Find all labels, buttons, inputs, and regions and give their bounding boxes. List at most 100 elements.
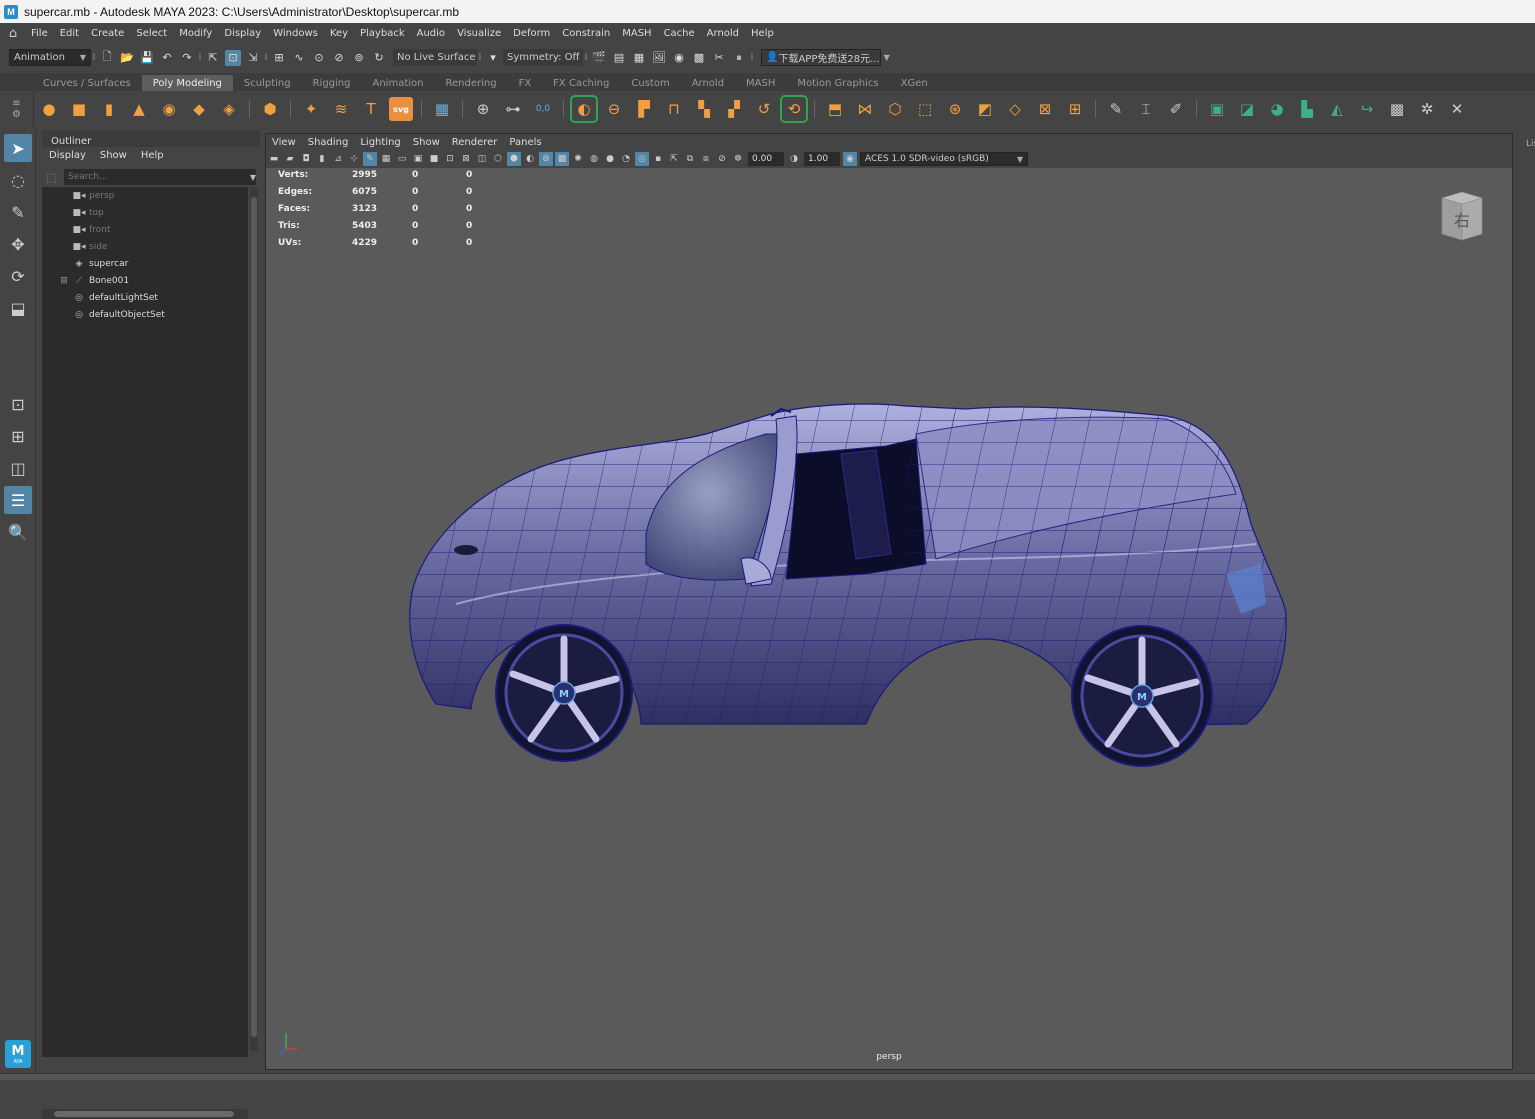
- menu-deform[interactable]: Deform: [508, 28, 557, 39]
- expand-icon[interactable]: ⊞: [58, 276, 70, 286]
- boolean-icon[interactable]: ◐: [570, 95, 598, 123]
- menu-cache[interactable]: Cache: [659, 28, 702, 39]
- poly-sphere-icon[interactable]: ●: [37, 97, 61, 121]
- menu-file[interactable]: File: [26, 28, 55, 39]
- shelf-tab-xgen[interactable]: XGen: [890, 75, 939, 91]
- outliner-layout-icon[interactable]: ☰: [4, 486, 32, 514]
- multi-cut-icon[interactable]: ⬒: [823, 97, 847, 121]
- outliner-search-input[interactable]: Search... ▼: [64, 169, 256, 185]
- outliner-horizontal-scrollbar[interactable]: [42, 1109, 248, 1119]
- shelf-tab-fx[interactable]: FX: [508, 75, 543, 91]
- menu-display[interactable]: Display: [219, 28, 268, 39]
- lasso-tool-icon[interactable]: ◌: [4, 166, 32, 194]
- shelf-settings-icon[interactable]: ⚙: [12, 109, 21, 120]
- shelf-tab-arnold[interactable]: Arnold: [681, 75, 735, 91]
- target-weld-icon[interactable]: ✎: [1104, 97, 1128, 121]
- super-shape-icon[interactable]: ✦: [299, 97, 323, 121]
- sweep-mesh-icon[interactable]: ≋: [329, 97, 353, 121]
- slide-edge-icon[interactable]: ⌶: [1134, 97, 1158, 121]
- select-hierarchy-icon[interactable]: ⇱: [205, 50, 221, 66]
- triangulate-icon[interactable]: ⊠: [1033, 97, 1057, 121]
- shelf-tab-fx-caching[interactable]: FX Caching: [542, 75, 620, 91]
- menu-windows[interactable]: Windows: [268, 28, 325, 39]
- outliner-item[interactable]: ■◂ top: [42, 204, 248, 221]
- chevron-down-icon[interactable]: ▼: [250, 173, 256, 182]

+---+

§ Exercise requirements:
Pull out each line of the records above that contains the string "shelf". Case counts.

§ Solution:
- shelf-tab-xgen[interactable]: XGen: [890, 75, 939, 91]
- shelf-tab-fx[interactable]: FX: [508, 75, 543, 91]
- shelf-settings-icon[interactable]: ⚙: [12, 109, 21, 120]
- shelf-tab-arnold[interactable]: Arnold: [681, 75, 735, 91]
- shelf-tab-fx-caching[interactable]: FX Caching: [542, 75, 620, 91]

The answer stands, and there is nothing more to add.